Supplied information ▸
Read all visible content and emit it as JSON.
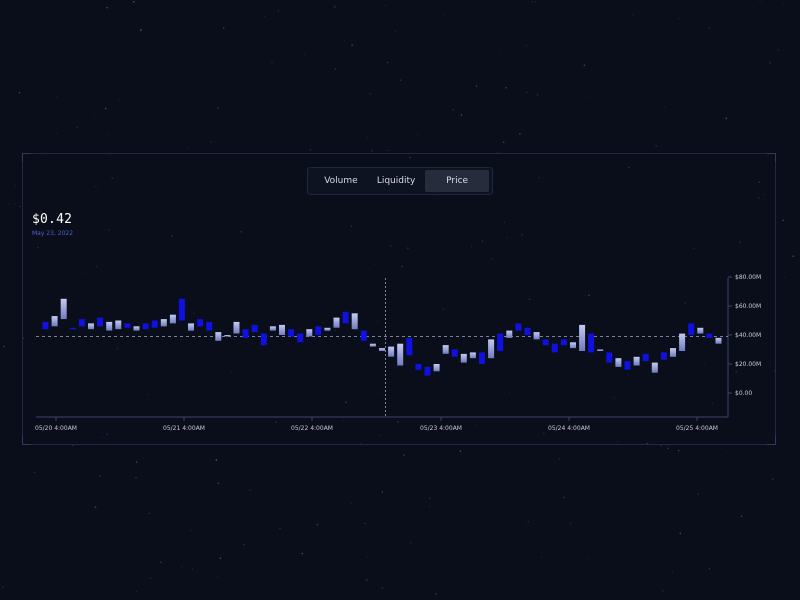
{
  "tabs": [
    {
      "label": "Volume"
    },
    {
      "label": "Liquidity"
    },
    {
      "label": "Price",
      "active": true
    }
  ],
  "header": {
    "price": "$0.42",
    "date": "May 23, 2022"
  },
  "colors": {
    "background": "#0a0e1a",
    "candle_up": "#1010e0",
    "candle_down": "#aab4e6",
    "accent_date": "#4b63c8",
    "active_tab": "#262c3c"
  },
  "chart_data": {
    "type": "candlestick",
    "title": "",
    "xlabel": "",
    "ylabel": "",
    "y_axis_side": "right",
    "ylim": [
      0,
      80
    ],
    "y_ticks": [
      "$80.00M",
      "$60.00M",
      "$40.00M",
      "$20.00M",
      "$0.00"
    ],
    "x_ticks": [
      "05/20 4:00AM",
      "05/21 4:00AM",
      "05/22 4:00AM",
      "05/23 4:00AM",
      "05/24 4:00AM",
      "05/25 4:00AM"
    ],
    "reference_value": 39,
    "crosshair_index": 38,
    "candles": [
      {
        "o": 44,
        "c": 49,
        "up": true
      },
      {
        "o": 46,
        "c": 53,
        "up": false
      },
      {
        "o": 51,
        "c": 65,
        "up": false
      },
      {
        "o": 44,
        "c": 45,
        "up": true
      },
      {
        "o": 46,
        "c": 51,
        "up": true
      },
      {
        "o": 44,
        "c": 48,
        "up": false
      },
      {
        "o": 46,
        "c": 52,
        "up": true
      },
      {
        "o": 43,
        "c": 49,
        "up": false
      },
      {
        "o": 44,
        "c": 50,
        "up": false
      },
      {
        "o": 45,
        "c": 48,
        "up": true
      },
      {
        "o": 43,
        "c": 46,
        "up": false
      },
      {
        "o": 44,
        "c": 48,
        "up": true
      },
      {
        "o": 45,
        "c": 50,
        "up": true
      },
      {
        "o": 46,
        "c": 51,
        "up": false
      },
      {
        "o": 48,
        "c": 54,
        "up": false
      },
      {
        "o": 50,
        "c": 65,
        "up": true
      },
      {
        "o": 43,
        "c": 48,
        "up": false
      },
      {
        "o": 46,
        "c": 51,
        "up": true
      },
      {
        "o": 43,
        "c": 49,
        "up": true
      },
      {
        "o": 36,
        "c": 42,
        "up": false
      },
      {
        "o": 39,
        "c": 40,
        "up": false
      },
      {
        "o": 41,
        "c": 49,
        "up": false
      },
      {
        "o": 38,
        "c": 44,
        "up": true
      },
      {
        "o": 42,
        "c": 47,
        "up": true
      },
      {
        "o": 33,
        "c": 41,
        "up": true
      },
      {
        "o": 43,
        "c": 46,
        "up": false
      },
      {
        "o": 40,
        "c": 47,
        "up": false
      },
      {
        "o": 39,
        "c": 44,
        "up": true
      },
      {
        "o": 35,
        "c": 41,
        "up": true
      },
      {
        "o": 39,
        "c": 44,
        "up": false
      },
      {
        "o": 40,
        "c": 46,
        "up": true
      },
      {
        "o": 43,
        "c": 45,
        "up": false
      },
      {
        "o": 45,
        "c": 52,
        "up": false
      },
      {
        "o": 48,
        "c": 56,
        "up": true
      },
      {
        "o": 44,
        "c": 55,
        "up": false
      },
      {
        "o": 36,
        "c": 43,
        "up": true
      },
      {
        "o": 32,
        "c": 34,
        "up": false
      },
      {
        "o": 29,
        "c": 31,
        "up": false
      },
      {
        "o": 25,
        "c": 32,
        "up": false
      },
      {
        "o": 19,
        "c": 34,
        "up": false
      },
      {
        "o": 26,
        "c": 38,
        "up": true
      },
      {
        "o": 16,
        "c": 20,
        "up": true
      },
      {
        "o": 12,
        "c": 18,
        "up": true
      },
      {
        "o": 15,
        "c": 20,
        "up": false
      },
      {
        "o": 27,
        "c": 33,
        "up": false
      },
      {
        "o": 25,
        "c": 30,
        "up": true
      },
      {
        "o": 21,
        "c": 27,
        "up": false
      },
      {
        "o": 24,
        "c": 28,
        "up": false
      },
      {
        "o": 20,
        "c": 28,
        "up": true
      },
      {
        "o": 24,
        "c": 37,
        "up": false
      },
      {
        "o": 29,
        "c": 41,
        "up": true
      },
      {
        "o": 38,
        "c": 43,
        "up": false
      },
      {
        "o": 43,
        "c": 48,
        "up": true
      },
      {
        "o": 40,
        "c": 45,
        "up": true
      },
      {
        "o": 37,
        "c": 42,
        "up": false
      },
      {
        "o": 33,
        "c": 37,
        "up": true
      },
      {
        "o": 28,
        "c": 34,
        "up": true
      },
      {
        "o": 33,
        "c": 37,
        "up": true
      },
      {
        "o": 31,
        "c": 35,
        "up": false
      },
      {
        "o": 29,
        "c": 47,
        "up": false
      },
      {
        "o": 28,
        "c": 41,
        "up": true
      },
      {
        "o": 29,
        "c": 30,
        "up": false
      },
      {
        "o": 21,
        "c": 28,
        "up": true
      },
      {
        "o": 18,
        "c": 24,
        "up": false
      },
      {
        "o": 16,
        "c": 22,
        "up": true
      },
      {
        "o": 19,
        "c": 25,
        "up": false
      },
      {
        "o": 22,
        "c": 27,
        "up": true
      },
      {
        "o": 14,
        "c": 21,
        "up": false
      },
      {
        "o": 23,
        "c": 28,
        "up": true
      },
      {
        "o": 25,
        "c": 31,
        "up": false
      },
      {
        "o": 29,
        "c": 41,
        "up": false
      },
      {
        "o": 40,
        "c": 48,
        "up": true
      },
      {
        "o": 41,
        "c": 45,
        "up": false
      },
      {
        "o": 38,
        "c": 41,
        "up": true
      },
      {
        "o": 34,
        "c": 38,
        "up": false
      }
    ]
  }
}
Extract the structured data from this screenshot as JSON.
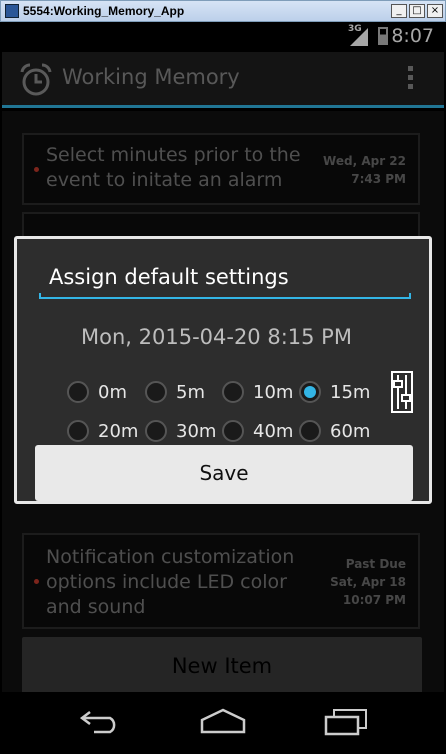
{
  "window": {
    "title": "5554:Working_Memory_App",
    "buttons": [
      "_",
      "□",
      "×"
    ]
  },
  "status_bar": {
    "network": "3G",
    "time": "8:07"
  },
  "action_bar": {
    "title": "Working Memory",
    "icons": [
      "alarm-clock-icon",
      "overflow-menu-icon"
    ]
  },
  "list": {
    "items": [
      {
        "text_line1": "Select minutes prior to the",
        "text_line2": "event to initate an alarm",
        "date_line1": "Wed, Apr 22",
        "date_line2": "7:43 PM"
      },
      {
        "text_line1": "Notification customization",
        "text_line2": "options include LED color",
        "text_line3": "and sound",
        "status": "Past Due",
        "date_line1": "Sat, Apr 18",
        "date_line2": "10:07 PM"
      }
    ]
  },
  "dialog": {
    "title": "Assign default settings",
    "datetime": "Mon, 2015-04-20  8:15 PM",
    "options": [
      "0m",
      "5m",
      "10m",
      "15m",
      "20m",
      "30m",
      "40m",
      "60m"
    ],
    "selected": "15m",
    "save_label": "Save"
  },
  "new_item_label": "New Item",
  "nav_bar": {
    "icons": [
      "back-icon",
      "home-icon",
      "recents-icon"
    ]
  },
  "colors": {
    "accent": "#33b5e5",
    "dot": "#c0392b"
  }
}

==

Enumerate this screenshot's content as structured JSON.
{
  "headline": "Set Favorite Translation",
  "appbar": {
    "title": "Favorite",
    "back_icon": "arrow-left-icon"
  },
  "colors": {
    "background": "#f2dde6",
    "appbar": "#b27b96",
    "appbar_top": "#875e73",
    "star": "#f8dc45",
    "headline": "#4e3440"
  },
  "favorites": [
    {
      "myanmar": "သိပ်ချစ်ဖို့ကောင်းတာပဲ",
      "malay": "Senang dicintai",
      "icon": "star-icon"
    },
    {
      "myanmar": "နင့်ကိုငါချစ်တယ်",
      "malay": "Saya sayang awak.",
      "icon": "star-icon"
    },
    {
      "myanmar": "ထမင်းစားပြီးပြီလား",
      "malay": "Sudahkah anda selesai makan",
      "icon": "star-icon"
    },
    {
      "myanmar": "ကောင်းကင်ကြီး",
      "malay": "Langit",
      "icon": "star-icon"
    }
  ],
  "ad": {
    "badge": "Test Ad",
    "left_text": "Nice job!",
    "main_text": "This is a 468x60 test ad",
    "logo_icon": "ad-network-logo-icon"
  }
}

* * *

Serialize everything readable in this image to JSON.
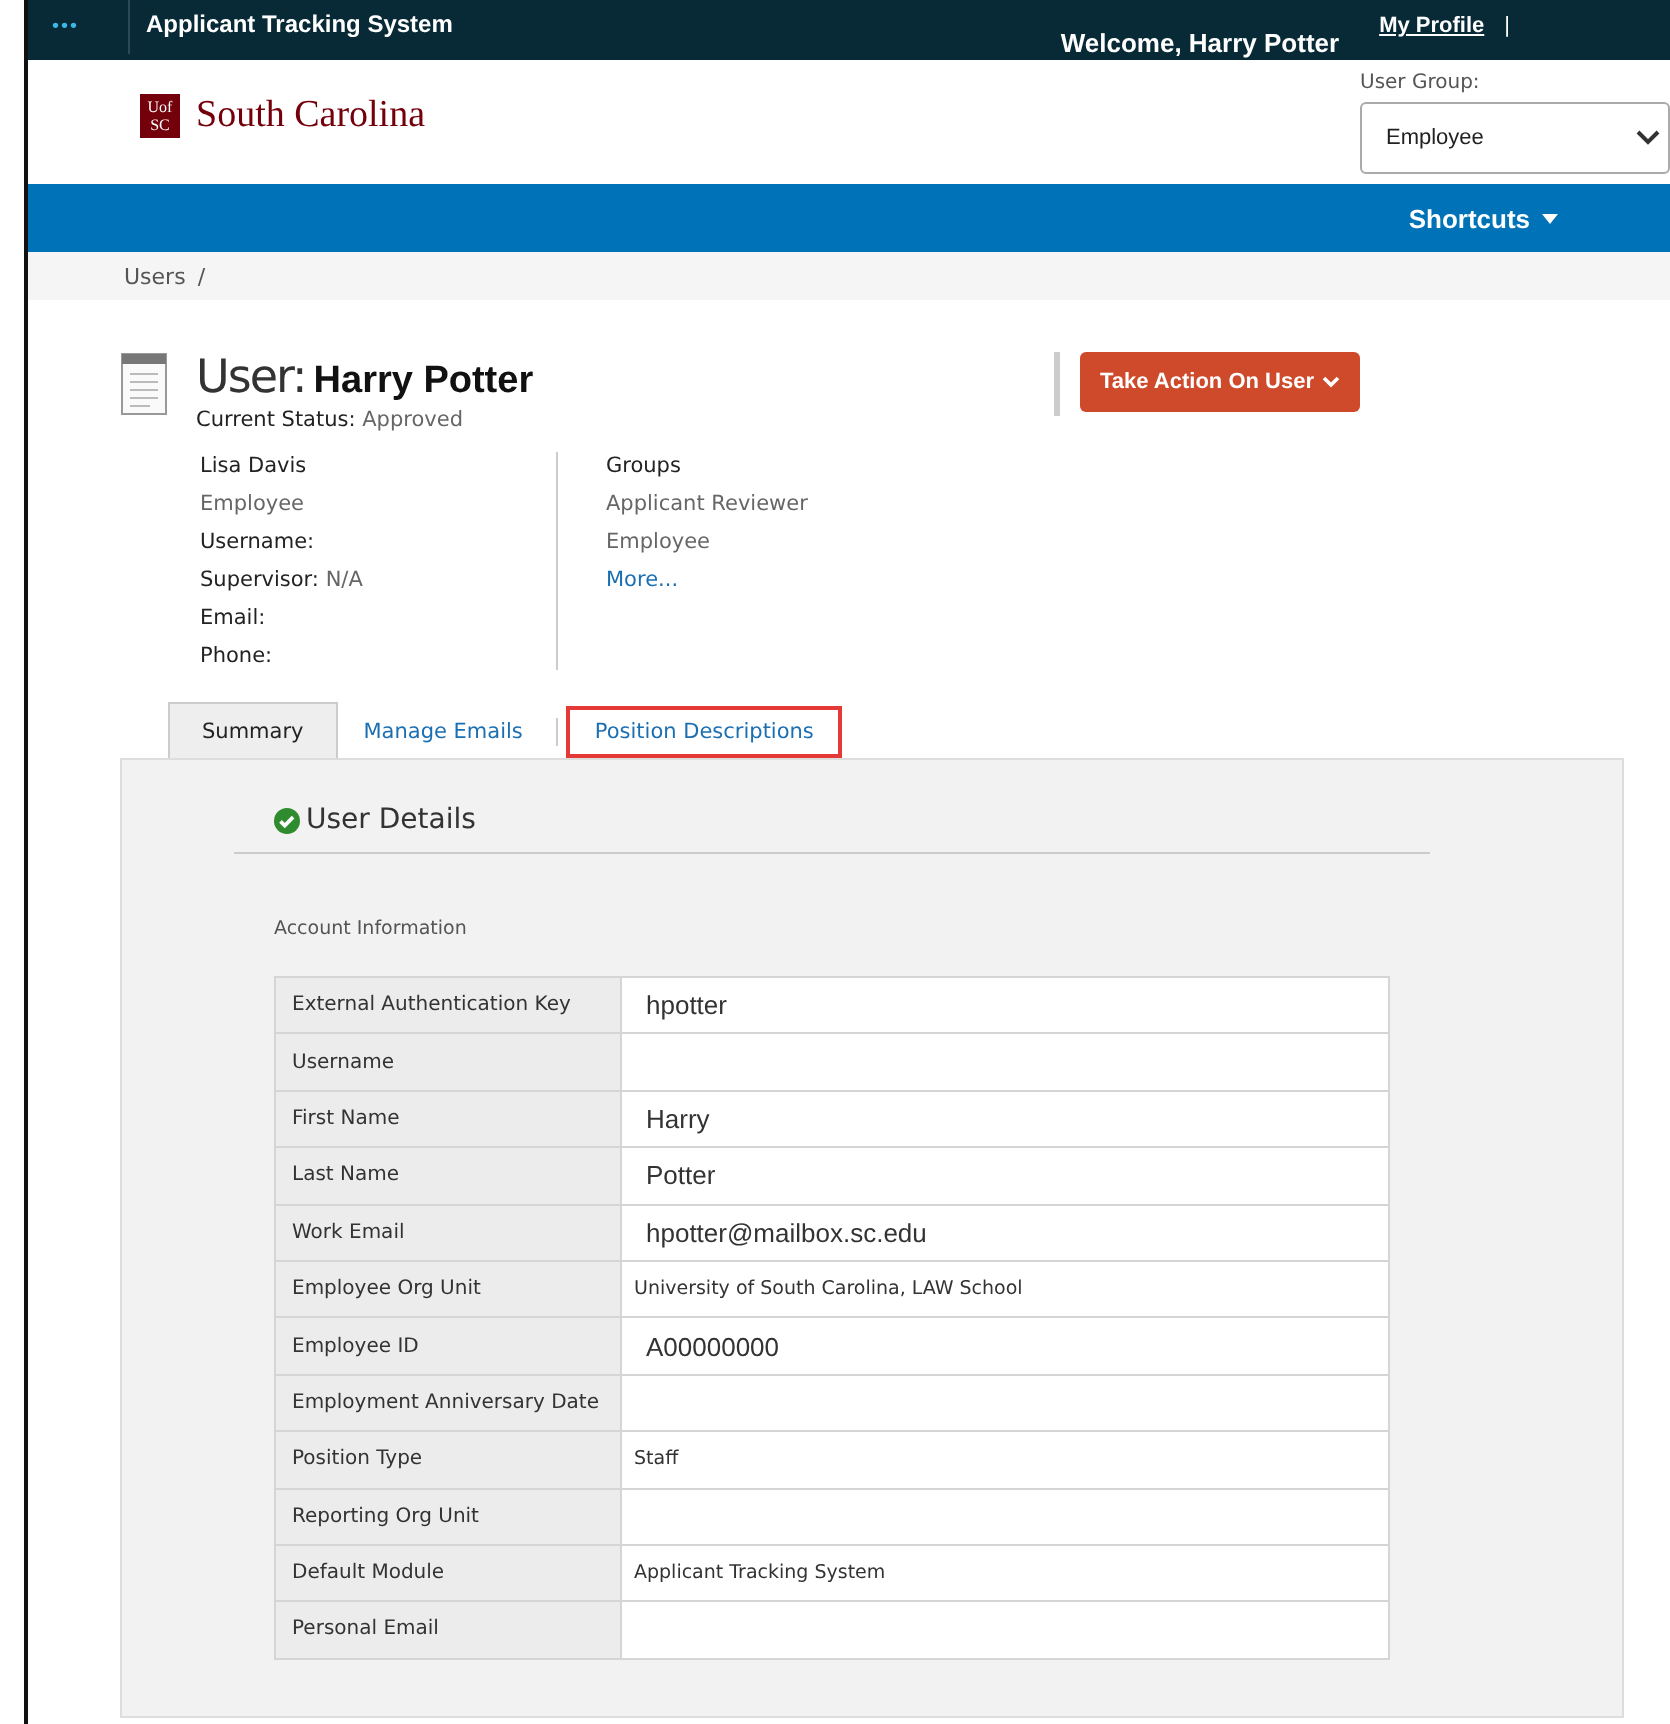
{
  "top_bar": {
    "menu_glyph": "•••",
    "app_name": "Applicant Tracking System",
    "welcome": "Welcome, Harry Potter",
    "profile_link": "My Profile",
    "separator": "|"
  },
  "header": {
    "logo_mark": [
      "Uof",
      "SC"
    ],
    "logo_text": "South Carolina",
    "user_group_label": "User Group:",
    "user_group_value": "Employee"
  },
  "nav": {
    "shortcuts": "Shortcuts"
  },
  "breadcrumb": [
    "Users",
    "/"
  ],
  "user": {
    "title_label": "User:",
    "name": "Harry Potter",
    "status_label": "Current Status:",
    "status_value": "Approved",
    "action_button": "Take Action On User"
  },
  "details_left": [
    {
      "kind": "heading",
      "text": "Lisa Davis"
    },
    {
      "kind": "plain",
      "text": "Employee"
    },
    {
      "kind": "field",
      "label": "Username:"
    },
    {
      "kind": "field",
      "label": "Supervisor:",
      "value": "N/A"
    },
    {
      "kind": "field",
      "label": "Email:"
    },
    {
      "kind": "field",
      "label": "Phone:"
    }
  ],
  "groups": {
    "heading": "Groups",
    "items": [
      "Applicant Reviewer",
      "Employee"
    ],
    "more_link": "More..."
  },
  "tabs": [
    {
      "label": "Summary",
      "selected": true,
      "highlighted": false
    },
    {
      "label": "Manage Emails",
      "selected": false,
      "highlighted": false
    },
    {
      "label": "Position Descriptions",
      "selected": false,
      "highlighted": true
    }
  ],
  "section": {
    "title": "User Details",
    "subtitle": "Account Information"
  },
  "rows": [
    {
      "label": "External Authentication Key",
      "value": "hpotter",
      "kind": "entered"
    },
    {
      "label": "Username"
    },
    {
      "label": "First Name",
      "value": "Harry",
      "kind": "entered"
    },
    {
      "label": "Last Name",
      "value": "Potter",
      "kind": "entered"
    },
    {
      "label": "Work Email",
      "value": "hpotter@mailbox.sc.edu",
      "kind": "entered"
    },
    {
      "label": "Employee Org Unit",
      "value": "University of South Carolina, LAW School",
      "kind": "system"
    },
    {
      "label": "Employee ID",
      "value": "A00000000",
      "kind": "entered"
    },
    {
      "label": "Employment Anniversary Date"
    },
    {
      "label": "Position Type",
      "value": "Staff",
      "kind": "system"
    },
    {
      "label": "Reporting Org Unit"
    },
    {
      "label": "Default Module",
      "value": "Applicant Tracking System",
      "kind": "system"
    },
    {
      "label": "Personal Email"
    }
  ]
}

Task statement ▸ Copy every line of the records above that contains "screenshot".

The reply ▸
Extract the structured data from this screenshot as JSON.
Enumerate this screenshot's content as structured JSON.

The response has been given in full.